_What the task asks_
Search the material below for the string "построении" and extract each line that has it.

_Supplied records_
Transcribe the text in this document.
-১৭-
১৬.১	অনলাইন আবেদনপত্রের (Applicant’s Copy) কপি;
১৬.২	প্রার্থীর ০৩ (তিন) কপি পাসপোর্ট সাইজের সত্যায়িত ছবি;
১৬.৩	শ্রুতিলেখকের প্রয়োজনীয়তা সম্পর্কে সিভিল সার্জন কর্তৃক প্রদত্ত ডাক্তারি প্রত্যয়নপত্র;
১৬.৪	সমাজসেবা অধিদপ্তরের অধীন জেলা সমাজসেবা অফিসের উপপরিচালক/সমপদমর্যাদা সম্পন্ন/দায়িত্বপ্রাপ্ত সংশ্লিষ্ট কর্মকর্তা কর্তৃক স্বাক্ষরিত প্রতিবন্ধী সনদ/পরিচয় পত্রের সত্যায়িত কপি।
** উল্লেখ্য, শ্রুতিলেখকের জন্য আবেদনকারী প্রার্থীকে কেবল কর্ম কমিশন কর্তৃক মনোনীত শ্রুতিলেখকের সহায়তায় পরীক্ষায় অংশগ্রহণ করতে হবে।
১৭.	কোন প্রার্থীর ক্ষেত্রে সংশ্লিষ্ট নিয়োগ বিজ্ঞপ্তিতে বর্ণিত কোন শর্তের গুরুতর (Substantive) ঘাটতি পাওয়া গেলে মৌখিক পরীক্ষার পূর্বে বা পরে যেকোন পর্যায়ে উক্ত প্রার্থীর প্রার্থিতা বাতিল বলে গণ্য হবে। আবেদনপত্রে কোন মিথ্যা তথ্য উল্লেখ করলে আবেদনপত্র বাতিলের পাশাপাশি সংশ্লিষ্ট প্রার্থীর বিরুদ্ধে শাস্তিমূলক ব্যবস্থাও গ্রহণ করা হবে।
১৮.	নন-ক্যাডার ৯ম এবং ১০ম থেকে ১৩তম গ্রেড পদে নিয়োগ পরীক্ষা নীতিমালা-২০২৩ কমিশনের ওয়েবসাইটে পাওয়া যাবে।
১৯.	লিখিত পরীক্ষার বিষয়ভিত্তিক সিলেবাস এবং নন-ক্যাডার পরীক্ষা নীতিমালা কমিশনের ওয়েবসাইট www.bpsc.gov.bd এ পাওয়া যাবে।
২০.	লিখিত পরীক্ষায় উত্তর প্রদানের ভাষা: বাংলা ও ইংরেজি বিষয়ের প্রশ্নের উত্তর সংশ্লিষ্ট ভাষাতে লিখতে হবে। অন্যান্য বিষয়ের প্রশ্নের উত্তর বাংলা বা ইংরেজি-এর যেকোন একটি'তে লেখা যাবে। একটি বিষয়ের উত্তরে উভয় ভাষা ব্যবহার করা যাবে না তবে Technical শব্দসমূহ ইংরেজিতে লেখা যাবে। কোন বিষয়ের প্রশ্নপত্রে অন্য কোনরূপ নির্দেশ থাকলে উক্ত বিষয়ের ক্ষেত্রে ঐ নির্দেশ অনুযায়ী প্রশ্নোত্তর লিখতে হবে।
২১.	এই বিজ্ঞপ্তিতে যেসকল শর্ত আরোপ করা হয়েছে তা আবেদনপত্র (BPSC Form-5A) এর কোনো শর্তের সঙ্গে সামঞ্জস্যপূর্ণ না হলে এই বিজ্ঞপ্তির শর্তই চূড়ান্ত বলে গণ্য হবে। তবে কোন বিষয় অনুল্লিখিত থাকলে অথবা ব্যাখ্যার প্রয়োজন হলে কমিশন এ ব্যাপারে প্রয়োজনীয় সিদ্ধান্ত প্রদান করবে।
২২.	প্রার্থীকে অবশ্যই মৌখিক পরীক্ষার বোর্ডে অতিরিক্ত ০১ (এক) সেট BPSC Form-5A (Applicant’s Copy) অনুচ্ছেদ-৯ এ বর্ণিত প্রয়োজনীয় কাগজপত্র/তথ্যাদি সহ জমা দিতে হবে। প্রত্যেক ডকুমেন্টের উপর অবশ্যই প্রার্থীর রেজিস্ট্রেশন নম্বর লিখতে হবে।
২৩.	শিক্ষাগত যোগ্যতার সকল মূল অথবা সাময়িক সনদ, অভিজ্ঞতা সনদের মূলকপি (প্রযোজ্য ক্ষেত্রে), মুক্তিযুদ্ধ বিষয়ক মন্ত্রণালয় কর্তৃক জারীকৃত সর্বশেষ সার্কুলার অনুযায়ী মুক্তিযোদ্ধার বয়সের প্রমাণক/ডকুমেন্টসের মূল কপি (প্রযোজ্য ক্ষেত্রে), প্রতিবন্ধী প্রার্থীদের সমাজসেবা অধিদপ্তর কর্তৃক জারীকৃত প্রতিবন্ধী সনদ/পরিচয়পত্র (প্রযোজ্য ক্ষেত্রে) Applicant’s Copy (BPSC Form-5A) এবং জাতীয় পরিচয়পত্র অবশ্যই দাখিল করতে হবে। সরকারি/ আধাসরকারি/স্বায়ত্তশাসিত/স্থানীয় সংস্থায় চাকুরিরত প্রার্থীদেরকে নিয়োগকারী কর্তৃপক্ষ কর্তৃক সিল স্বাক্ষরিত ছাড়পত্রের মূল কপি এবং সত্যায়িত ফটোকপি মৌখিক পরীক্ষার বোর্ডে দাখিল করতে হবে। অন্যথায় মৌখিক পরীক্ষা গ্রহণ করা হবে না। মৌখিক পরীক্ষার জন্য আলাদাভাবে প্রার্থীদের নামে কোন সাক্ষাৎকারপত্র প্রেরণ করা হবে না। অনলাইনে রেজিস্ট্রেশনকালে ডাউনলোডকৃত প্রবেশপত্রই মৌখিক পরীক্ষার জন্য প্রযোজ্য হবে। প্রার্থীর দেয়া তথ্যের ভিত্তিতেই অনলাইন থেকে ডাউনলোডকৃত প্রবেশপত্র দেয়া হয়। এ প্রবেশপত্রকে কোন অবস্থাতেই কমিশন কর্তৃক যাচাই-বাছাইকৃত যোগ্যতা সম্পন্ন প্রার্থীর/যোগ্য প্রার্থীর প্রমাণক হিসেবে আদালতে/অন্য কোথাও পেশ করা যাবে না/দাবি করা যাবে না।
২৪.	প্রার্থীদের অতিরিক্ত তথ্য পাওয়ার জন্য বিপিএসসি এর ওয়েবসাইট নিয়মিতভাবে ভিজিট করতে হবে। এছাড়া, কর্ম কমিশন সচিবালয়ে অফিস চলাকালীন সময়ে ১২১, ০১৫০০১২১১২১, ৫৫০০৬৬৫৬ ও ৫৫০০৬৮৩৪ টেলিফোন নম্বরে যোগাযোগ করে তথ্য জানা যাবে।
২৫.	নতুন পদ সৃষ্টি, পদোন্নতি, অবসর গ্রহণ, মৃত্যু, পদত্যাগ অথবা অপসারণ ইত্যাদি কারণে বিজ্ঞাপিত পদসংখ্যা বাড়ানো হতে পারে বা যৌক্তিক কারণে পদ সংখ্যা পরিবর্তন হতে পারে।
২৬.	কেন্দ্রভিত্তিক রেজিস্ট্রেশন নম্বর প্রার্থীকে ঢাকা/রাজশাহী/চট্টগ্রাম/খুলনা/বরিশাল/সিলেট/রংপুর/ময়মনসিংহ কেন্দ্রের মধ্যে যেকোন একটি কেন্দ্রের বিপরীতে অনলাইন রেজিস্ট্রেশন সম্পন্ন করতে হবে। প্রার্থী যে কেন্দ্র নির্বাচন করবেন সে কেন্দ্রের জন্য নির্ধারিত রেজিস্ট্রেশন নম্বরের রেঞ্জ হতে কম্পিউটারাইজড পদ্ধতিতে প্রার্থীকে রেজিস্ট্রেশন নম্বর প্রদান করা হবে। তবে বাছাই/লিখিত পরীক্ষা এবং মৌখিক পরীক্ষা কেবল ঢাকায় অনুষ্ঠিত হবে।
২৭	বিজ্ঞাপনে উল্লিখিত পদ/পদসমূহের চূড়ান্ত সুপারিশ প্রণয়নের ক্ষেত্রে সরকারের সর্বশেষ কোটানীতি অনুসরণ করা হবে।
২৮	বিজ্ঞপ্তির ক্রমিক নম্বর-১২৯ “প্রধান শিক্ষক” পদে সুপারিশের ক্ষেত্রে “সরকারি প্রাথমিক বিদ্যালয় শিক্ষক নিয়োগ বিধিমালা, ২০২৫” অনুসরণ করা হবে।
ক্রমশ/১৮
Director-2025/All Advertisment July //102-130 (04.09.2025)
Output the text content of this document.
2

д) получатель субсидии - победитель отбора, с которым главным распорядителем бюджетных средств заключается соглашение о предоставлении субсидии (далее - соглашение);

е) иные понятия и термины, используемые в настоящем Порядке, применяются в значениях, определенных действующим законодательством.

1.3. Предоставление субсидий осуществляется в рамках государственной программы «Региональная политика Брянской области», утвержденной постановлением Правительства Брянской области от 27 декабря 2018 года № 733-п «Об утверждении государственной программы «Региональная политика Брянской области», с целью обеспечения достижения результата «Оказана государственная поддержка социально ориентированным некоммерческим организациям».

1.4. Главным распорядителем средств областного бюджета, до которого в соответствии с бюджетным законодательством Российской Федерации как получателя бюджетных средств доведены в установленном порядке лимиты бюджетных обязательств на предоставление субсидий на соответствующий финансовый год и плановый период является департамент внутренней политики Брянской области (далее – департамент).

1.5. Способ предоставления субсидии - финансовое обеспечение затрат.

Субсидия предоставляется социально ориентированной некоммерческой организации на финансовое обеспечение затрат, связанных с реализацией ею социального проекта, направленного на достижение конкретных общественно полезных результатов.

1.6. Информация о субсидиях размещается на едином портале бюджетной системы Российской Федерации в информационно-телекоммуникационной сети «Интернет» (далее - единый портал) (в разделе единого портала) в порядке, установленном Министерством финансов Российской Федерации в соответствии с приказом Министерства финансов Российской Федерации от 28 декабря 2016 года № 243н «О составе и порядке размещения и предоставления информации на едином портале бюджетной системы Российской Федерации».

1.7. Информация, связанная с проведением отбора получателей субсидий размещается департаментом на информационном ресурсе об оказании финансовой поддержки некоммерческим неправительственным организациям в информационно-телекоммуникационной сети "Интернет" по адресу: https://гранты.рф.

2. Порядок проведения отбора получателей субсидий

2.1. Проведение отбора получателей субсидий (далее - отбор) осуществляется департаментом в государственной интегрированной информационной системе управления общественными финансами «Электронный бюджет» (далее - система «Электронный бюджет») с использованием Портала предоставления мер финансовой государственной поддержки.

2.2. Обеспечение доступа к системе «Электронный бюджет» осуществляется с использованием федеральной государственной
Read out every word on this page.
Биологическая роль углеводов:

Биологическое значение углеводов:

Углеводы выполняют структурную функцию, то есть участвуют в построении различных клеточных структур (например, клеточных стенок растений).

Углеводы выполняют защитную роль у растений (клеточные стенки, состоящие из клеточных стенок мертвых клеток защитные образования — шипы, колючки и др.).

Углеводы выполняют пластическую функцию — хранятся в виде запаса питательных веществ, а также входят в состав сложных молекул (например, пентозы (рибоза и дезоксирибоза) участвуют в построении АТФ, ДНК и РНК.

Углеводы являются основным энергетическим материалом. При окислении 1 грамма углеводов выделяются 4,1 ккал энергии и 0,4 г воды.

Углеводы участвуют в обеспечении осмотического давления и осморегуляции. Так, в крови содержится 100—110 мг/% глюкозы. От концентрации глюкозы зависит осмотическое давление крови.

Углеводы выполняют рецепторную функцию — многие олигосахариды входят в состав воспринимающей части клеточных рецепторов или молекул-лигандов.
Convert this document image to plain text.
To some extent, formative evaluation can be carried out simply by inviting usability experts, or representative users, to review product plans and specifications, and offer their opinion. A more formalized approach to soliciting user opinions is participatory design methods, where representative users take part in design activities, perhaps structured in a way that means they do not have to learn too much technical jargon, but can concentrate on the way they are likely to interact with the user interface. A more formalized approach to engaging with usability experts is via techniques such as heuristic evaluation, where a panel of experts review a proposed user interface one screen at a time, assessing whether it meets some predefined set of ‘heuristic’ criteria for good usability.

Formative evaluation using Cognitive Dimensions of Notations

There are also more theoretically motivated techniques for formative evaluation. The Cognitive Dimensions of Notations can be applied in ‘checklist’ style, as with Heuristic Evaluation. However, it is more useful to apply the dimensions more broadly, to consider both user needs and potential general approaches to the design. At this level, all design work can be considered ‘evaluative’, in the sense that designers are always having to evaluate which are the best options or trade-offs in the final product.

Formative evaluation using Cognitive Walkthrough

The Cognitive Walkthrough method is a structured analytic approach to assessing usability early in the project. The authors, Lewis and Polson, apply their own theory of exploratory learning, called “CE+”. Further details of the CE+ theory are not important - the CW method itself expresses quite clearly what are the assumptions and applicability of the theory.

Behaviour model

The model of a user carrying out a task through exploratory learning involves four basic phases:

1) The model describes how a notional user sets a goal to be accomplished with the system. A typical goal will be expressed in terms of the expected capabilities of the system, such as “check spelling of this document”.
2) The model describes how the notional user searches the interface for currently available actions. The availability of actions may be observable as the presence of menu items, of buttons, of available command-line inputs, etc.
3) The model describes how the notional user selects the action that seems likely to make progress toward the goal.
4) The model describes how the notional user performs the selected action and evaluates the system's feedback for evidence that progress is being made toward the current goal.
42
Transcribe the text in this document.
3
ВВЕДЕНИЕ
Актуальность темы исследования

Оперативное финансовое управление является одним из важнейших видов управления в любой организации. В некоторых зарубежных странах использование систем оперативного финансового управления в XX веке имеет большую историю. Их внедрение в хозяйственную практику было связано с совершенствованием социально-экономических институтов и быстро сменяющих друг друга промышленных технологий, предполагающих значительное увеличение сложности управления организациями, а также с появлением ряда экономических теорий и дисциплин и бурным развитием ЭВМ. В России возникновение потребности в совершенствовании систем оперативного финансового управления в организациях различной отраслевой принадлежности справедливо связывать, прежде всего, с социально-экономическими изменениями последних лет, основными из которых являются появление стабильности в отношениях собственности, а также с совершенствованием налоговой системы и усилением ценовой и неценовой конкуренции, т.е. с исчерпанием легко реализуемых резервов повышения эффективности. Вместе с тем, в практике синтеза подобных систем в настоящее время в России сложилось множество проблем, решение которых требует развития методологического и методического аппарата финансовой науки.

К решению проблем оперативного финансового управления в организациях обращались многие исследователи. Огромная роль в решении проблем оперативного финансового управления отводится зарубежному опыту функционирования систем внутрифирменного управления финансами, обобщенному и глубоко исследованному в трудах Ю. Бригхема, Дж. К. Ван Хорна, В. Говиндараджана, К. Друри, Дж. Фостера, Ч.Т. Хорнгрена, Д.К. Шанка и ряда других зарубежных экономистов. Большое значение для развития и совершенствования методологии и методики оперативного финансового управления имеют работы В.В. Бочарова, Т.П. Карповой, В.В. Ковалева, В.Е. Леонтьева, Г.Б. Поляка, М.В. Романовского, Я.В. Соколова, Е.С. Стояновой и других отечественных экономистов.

_Output of the exercise_
Углеводы выполняют структурную функцию, то есть участвуют в построении различных клеточных структур (например, клеточных стенок растений).
Углеводы выполняют пластическую функцию — хранятся в виде запаса питательных веществ, а также входят в состав сложных молекул (например, пентозы (рибоза и дезоксирибоза) участвуют в построении АТФ, ДНК и РНК.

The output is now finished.